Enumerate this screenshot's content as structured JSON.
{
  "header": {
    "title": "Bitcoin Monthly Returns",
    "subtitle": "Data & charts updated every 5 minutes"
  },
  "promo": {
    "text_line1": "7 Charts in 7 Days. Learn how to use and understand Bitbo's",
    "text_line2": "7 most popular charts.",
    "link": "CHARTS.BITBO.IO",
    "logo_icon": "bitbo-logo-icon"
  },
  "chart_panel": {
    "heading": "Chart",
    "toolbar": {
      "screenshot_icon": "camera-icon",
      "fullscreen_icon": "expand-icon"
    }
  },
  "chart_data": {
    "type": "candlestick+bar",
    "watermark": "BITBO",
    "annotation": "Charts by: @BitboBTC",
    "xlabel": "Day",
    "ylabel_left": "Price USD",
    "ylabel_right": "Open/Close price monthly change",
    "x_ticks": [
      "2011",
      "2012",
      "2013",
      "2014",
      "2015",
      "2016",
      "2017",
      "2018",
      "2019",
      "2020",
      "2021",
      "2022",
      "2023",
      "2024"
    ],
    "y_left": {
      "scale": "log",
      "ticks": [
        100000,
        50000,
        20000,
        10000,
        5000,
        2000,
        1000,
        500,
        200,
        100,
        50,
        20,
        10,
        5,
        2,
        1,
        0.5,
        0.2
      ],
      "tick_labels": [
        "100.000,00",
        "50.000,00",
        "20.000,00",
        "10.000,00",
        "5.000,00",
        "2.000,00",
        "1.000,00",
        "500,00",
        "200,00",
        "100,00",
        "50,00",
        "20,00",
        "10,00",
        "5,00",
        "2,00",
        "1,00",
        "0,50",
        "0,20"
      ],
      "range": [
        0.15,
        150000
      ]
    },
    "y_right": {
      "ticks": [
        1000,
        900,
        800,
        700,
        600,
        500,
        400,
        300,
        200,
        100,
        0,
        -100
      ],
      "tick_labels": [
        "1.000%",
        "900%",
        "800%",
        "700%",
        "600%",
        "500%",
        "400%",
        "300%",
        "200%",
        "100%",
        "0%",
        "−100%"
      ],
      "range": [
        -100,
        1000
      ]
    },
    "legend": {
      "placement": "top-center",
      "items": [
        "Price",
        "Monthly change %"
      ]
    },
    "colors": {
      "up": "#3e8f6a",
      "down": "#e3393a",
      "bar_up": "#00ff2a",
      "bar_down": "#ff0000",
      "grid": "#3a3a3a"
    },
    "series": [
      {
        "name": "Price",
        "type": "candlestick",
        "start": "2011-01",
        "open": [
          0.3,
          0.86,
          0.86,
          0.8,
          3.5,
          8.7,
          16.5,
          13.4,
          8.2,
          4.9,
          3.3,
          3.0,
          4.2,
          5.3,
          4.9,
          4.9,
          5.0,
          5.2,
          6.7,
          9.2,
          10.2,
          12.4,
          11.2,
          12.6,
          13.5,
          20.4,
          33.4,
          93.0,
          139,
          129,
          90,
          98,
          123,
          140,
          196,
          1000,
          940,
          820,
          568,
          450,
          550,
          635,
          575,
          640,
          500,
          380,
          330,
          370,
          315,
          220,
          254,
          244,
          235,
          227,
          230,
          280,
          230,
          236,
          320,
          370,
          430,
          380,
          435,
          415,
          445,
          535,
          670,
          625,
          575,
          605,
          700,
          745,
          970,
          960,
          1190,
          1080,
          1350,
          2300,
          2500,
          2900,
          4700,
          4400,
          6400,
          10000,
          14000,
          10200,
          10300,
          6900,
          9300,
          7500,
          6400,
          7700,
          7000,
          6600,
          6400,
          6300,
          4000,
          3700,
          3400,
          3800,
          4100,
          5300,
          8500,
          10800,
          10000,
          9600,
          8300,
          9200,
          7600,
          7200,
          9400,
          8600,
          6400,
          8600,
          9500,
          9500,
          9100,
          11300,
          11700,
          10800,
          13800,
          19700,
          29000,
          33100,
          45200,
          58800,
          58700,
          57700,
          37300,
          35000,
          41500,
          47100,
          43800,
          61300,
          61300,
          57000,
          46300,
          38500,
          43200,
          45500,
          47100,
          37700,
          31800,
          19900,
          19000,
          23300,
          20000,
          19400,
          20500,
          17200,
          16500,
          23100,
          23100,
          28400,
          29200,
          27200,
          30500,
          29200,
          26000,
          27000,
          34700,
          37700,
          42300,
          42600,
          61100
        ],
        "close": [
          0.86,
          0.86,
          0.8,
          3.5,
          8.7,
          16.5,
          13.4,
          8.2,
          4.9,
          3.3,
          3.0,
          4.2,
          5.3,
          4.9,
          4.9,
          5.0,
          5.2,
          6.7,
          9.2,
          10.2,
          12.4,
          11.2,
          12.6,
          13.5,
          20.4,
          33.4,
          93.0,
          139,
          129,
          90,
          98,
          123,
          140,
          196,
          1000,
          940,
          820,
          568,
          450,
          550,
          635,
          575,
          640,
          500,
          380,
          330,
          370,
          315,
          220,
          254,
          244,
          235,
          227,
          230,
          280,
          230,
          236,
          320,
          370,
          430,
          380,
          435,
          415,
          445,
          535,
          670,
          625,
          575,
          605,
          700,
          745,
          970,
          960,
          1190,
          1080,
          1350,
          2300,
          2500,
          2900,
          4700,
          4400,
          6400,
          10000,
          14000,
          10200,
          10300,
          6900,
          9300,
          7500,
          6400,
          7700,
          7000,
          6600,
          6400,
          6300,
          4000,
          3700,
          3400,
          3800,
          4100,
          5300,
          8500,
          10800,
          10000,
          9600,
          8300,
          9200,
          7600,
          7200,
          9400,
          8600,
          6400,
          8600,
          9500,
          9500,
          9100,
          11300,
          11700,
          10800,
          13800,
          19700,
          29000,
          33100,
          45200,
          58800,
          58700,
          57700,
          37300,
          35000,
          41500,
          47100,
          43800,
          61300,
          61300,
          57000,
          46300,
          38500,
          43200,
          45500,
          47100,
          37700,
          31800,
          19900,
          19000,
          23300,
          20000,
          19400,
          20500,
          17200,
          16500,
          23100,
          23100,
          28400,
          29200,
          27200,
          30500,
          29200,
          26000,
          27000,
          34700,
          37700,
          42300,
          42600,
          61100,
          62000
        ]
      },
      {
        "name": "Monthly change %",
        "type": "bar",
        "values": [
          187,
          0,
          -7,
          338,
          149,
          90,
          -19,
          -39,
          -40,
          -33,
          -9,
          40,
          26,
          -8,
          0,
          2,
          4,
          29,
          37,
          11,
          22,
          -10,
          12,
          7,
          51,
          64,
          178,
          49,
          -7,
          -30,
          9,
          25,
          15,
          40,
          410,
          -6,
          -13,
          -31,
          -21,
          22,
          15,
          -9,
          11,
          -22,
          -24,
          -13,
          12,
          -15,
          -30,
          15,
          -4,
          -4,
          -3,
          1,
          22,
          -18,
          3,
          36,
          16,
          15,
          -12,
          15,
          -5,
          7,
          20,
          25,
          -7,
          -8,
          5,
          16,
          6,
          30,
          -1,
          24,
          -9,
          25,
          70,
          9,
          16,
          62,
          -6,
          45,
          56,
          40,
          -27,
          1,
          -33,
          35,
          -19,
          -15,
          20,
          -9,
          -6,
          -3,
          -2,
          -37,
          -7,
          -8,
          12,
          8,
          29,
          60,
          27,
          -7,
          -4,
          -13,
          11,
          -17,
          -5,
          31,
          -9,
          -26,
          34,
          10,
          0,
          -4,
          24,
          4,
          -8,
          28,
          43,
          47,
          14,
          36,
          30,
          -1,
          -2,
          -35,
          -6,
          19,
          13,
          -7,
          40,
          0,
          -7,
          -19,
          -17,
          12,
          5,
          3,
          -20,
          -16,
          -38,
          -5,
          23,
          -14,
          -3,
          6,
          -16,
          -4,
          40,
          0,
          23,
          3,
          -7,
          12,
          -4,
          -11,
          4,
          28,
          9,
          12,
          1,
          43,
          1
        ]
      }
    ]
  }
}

■ ■ ■

__What you will do__
Collect the lines of the records that include the string "change".

__Response to the exercise__
    "ylabel_right": "Open/Close price monthly change",
        "Monthly change %"
        "name": "Monthly change %",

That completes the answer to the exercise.